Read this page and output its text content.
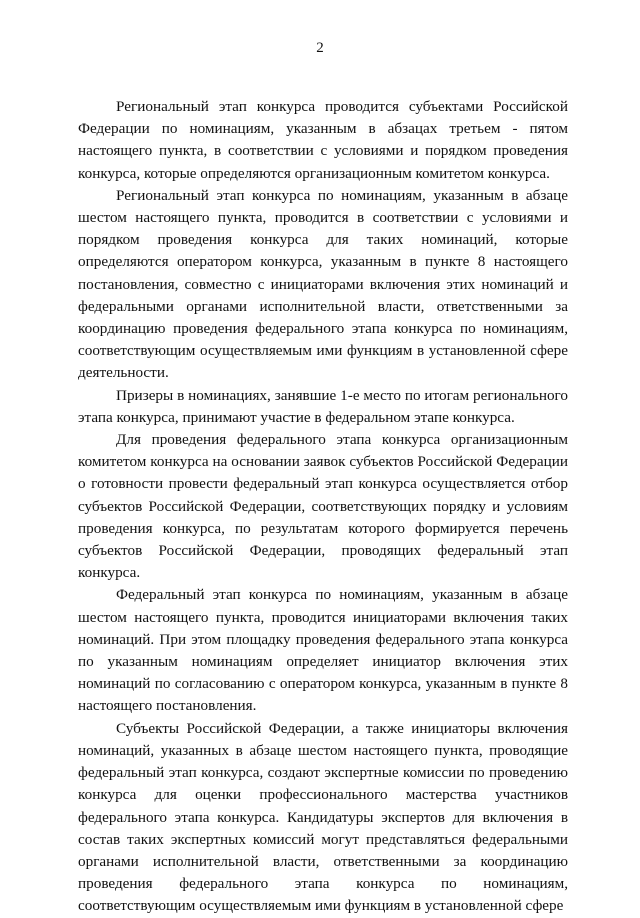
2

Региональный этап конкурса проводится субъектами Российской Федерации по номинациям, указанным в абзацах третьем - пятом настоящего пункта, в соответствии с условиями и порядком проведения конкурса, которые определяются организационным комитетом конкурса.

Региональный этап конкурса по номинациям, указанным в абзаце шестом настоящего пункта, проводится в соответствии с условиями и порядком проведения конкурса для таких номинаций, которые определяются оператором конкурса, указанным в пункте 8 настоящего постановления, совместно с инициаторами включения этих номинаций и федеральными органами исполнительной власти, ответственными за координацию проведения федерального этапа конкурса по номинациям, соответствующим осуществляемым ими функциям в установленной сфере деятельности.

Призеры в номинациях, занявшие 1-е место по итогам регионального этапа конкурса, принимают участие в федеральном этапе конкурса.

Для проведения федерального этапа конкурса организационным комитетом конкурса на основании заявок субъектов Российской Федерации о готовности провести федеральный этап конкурса осуществляется отбор субъектов Российской Федерации, соответствующих порядку и условиям проведения конкурса, по результатам которого формируется перечень субъектов Российской Федерации, проводящих федеральный этап конкурса.

Федеральный этап конкурса по номинациям, указанным в абзаце шестом настоящего пункта, проводится инициаторами включения таких номинаций. При этом площадку проведения федерального этапа конкурса по указанным номинациям определяет инициатор включения этих номинаций по согласованию с оператором конкурса, указанным в пункте 8 настоящего постановления.

Субъекты Российской Федерации, а также инициаторы включения номинаций, указанных в абзаце шестом настоящего пункта, проводящие федеральный этап конкурса, создают экспертные комиссии по проведению конкурса для оценки профессионального мастерства участников федерального этапа конкурса. Кандидатуры экспертов для включения в состав таких экспертных комиссий могут представляться федеральными органами исполнительной власти, ответственными за координацию проведения федерального этапа конкурса по номинациям, соответствующим осуществляемым ими функциям в установленной сфере
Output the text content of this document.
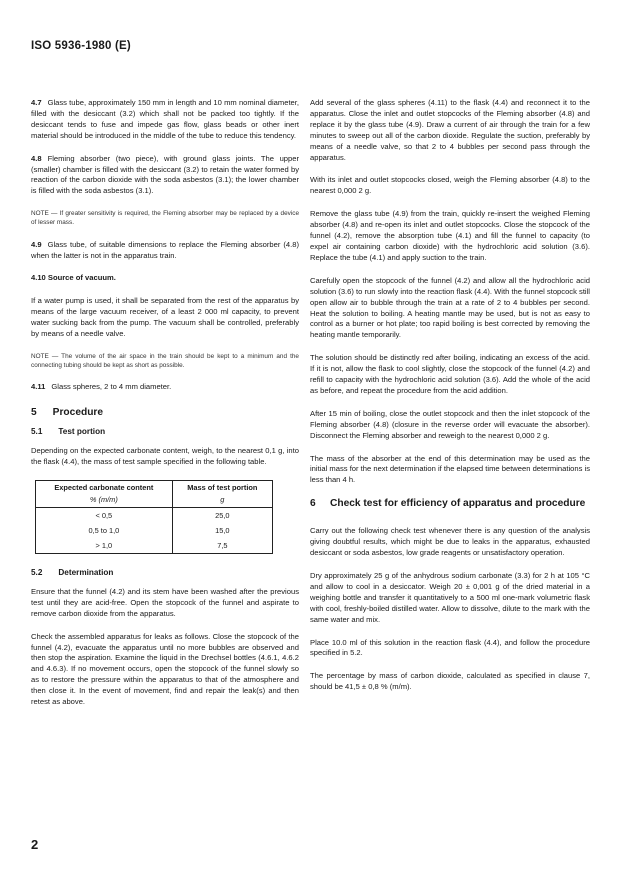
ISO 5936-1980 (E)

4.7 Glass tube, approximately 150 mm in length and 10 mm nominal diameter, filled with the desiccant (3.2) which shall not be packed too tightly. If the desiccant tends to fuse and impede gas flow, glass beads or other inert material should be introduced in the middle of the tube to reduce this tendency.

4.8 Fleming absorber (two piece), with ground glass joints. The upper (smaller) chamber is filled with the desiccant (3.2) to retain the water formed by reaction of the carbon dioxide with the soda asbestos (3.1); the lower chamber is filled with the soda asbestos (3.1).

NOTE — If greater sensitivity is required, the Fleming absorber may be replaced by a device of lesser mass.

4.9 Glass tube, of suitable dimensions to replace the Fleming absorber (4.8) when the latter is not in the apparatus train.

4.10 Source of vacuum.

If a water pump is used, it shall be separated from the rest of the apparatus by means of the large vacuum receiver, of a least 2 000 ml capacity, to prevent water sucking back from the pump. The vacuum shall be controlled, preferably by means of a needle valve.

NOTE — The volume of the air space in the train should be kept to a minimum and the connecting tubing should be kept as short as possible.

4.11 Glass spheres, 2 to 4 mm diameter.

5 Procedure
5.1 Test portion

Depending on the expected carbonate content, weigh, to the nearest 0,1 g, into the flask (4.4), the mass of test sample specified in the following table.

Expected carbonate content	Mass of test portion
% (m/m)	g
< 0,5	25,0
0,5 to 1,0	15,0
> 1,0	7,5
5.2 Determination

Ensure that the funnel (4.2) and its stem have been washed after the previous test until they are acid-free. Open the stopcock of the funnel and aspirate to remove carbon dioxide from the apparatus.

Check the assembled apparatus for leaks as follows. Close the stopcock of the funnel (4.2), evacuate the apparatus until no more bubbles are observed and then stop the aspiration. Examine the liquid in the Drechsel bottles (4.6.1, 4.6.2 and 4.6.3). If no movement occurs, open the stopcock of the funnel slowly so as to restore the pressure within the apparatus to that of the atmosphere and then close it. In the event of movement, find and repair the leak(s) and then retest as above.

Add several of the glass spheres (4.11) to the flask (4.4) and reconnect it to the apparatus. Close the inlet and outlet stopcocks of the Fleming absorber (4.8) and replace it by the glass tube (4.9). Draw a current of air through the train for a few minutes to sweep out all of the carbon dioxide. Regulate the suction, preferably by means of a needle valve, so that 2 to 4 bubbles per second pass through the apparatus.

With its inlet and outlet stopcocks closed, weigh the Fleming absorber (4.8) to the nearest 0,000 2 g.

Remove the glass tube (4.9) from the train, quickly re-insert the weighed Fleming absorber (4.8) and re-open its inlet and outlet stopcocks. Close the stopcock of the funnel (4.2), remove the absorption tube (4.1) and fill the funnel to capacity (to expel air containing carbon dioxide) with the hydrochloric acid solution (3.6). Replace the tube (4.1) and apply suction to the train.

Carefully open the stopcock of the funnel (4.2) and allow all the hydrochloric acid solution (3.6) to run slowly into the reaction flask (4.4). With the funnel stopcock still open allow air to bubble through the train at a rate of 2 to 4 bubbles per second. Heat the solution to boiling. A heating mantle may be used, but is not as easy to control as a burner or hot plate; too rapid boiling is best corrected by removing the heating mantle temporarily.

The solution should be distinctly red after boiling, indicating an excess of the acid. If it is not, allow the flask to cool slightly, close the stopcock of the funnel (4.2) and refill to capacity with the hydrochloric acid solution (3.6). Add the whole of the acid as before, and repeat the procedure from the acid addition.

After 15 min of boiling, close the outlet stopcock and then the inlet stopcock of the Fleming absorber (4.8) (closure in the reverse order will evacuate the absorber). Disconnect the Fleming absorber and reweigh to the nearest 0,000 2 g.

The mass of the absorber at the end of this determination may be used as the initial mass for the next determination if the elapsed time between determinations is less than 4 h.

6	Check test for efficiency of apparatus and procedure

Carry out the following check test whenever there is any question of the analysis giving doubtful results, which might be due to leaks in the apparatus, exhausted desiccant or soda asbestos, low grade reagents or unsatisfactory operation.

Dry approximately 25 g of the anhydrous sodium carbonate (3.3) for 2 h at 105 °C and allow to cool in a desiccator. Weigh 20 ± 0,001 g of the dried material in a weighing bottle and transfer it quantitatively to a 500 ml one-mark volumetric flask with cool, freshly-boiled distilled water. Allow to dissolve, dilute to the mark with the same water and mix.

Place 10.0 ml of this solution in the reaction flask (4.4), and follow the procedure specified in 5.2.

The percentage by mass of carbon dioxide, calculated as specified in clause 7, should be 41,5 ± 0,8 % (m/m).

2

WHAT IS EXPECTED » Omit every image. Quote each record exactly.

COMPLETE OUTPUT »
Read this page and output its text content.
2

Региональный этап конкурса проводится субъектами Российской Федерации по номинациям, указанным в абзацах третьем - пятом настоящего пункта, в соответствии с условиями и порядком проведения конкурса, которые определяются организационным комитетом конкурса.

Региональный этап конкурса по номинациям, указанным в абзаце шестом настоящего пункта, проводится в соответствии с условиями и порядком проведения конкурса для таких номинаций, которые определяются оператором конкурса, указанным в пункте 8 настоящего постановления, совместно с инициаторами включения этих номинаций и федеральными органами исполнительной власти, ответственными за координацию проведения федерального этапа конкурса по номинациям, соответствующим осуществляемым ими функциям в установленной сфере деятельности.

Призеры в номинациях, занявшие 1-е место по итогам регионального этапа конкурса, принимают участие в федеральном этапе конкурса.

Для проведения федерального этапа конкурса организационным комитетом конкурса на основании заявок субъектов Российской Федерации о готовности провести федеральный этап конкурса осуществляется отбор субъектов Российской Федерации, соответствующих порядку и условиям проведения конкурса, по результатам которого формируется перечень субъектов Российской Федерации, проводящих федеральный этап конкурса.

Федеральный этап конкурса по номинациям, указанным в абзаце шестом настоящего пункта, проводится инициаторами включения таких номинаций. При этом площадку проведения федерального этапа конкурса по указанным номинациям определяет инициатор включения этих номинаций по согласованию с оператором конкурса, указанным в пункте 8 настоящего постановления.

Субъекты Российской Федерации, а также инициаторы включения номинаций, указанных в абзаце шестом настоящего пункта, проводящие федеральный этап конкурса, создают экспертные комиссии по проведению конкурса для оценки профессионального мастерства участников федерального этапа конкурса. Кандидатуры экспертов для включения в состав таких экспертных комиссий могут представляться федеральными органами исполнительной власти, ответственными за координацию проведения федерального этапа конкурса по номинациям, соответствующим осуществляемым ими функциям в установленной сфере
Output the text content of this document.
ISO 5936-1980 (E)

4.7 Glass tube, approximately 150 mm in length and 10 mm nominal diameter, filled with the desiccant (3.2) which shall not be packed too tightly. If the desiccant tends to fuse and impede gas flow, glass beads or other inert material should be introduced in the middle of the tube to reduce this tendency.

4.8 Fleming absorber (two piece), with ground glass joints. The upper (smaller) chamber is filled with the desiccant (3.2) to retain the water formed by reaction of the carbon dioxide with the soda asbestos (3.1); the lower chamber is filled with the soda asbestos (3.1).

NOTE — If greater sensitivity is required, the Fleming absorber may be replaced by a device of lesser mass.

4.9 Glass tube, of suitable dimensions to replace the Fleming absorber (4.8) when the latter is not in the apparatus train.

4.10 Source of vacuum.

If a water pump is used, it shall be separated from the rest of the apparatus by means of the large vacuum receiver, of a least 2 000 ml capacity, to prevent water sucking back from the pump. The vacuum shall be controlled, preferably by means of a needle valve.

NOTE — The volume of the air space in the train should be kept to a minimum and the connecting tubing should be kept as short as possible.

4.11 Glass spheres, 2 to 4 mm diameter.

5 Procedure
5.1 Test portion

Depending on the expected carbonate content, weigh, to the nearest 0,1 g, into the flask (4.4), the mass of test sample specified in the following table.

Expected carbonate content	Mass of test portion
% (m/m)	g
< 0,5	25,0
0,5 to 1,0	15,0
> 1,0	7,5
5.2 Determination

Ensure that the funnel (4.2) and its stem have been washed after the previous test until they are acid-free. Open the stopcock of the funnel and aspirate to remove carbon dioxide from the apparatus.

Check the assembled apparatus for leaks as follows. Close the stopcock of the funnel (4.2), evacuate the apparatus until no more bubbles are observed and then stop the aspiration. Examine the liquid in the Drechsel bottles (4.6.1, 4.6.2 and 4.6.3). If no movement occurs, open the stopcock of the funnel slowly so as to restore the pressure within the apparatus to that of the atmosphere and then close it. In the event of movement, find and repair the leak(s) and then retest as above.

Add several of the glass spheres (4.11) to the flask (4.4) and reconnect it to the apparatus. Close the inlet and outlet stopcocks of the Fleming absorber (4.8) and replace it by the glass tube (4.9). Draw a current of air through the train for a few minutes to sweep out all of the carbon dioxide. Regulate the suction, preferably by means of a needle valve, so that 2 to 4 bubbles per second pass through the apparatus.

With its inlet and outlet stopcocks closed, weigh the Fleming absorber (4.8) to the nearest 0,000 2 g.

Remove the glass tube (4.9) from the train, quickly re-insert the weighed Fleming absorber (4.8) and re-open its inlet and outlet stopcocks. Close the stopcock of the funnel (4.2), remove the absorption tube (4.1) and fill the funnel to capacity (to expel air containing carbon dioxide) with the hydrochloric acid solution (3.6). Replace the tube (4.1) and apply suction to the train.

Carefully open the stopcock of the funnel (4.2) and allow all the hydrochloric acid solution (3.6) to run slowly into the reaction flask (4.4). With the funnel stopcock still open allow air to bubble through the train at a rate of 2 to 4 bubbles per second. Heat the solution to boiling. A heating mantle may be used, but is not as easy to control as a burner or hot plate; too rapid boiling is best corrected by removing the heating mantle temporarily.

The solution should be distinctly red after boiling, indicating an excess of the acid. If it is not, allow the flask to cool slightly, close the stopcock of the funnel (4.2) and refill to capacity with the hydrochloric acid solution (3.6). Add the whole of the acid as before, and repeat the procedure from the acid addition.

After 15 min of boiling, close the outlet stopcock and then the inlet stopcock of the Fleming absorber (4.8) (closure in the reverse order will evacuate the absorber). Disconnect the Fleming absorber and reweigh to the nearest 0,000 2 g.

The mass of the absorber at the end of this determination may be used as the initial mass for the next determination if the elapsed time between determinations is less than 4 h.

6	Check test for efficiency of apparatus and procedure

Carry out the following check test whenever there is any question of the analysis giving doubtful results, which might be due to leaks in the apparatus, exhausted desiccant or soda asbestos, low grade reagents or unsatisfactory operation.

Dry approximately 25 g of the anhydrous sodium carbonate (3.3) for 2 h at 105 °C and allow to cool in a desiccator. Weigh 20 ± 0,001 g of the dried material in a weighing bottle and transfer it quantitatively to a 500 ml one-mark volumetric flask with cool, freshly-boiled distilled water. Allow to dissolve, dilute to the mark with the same water and mix.

Place 10.0 ml of this solution in the reaction flask (4.4), and follow the procedure specified in 5.2.

The percentage by mass of carbon dioxide, calculated as specified in clause 7, should be 41,5 ± 0,8 % (m/m).

2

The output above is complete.